- [PROBLEM REQUIREMENTS]
Search the records for "call" and copy each line that holds it.

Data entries
— Start —

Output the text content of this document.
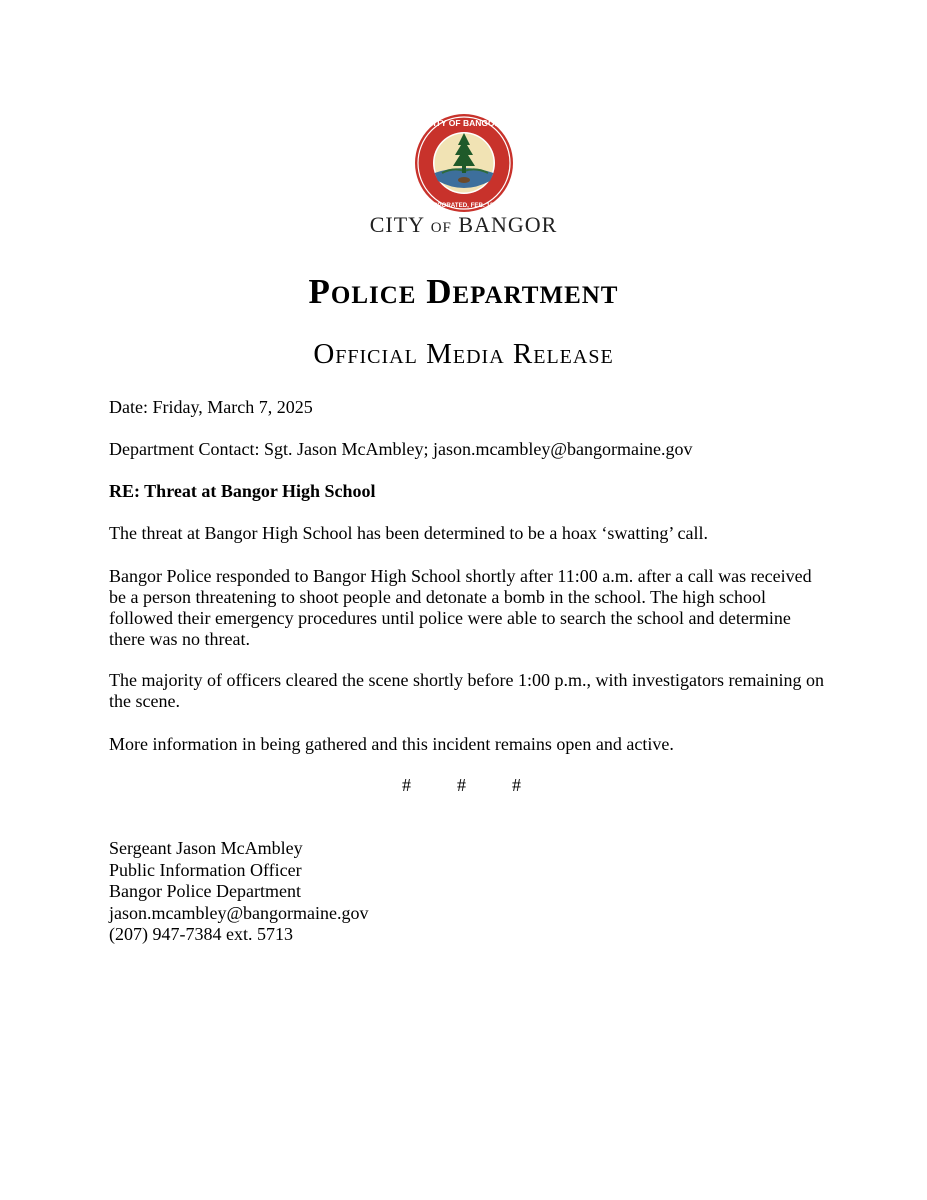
CITY OF BANGOR
INCORPORATED, FEB. 12, 1834
CITY OF BANGOR
Police Department
Official Media Release
Date: Friday, March 7, 2025
Department Contact: Sgt. Jason McAmbley; jason.mcambley@bangormaine.gov
RE: Threat at Bangor High School
The threat at Bangor High School has been determined to be a hoax ‘swatting’ call.
Bangor Police responded to Bangor High School shortly after 11:00 a.m. after a call was received be a person threatening to shoot people and detonate a bomb in the school. The high school followed their emergency procedures until police were able to search the school and determine there was no threat.
The majority of officers cleared the scene shortly before 1:00 p.m., with investigators remaining on the scene.
More information in being gathered and this incident remains open and active.
#	#	#
Sergeant Jason McAmbley
Public Information Officer
Bangor Police Department
jason.mcambley@bangormaine.gov
(207) 947-7384 ext. 5713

— End —

- [FINISHED ANSWER]
The threat at Bangor High School has been determined to be a hoax ‘swatting’ call.
Bangor Police responded to Bangor High School shortly after 11:00 a.m. after a call was received be a person threatening to shoot people and detonate a bomb in the school. The high school followed their emergency procedures until police were able to search the school and determine there was no threat.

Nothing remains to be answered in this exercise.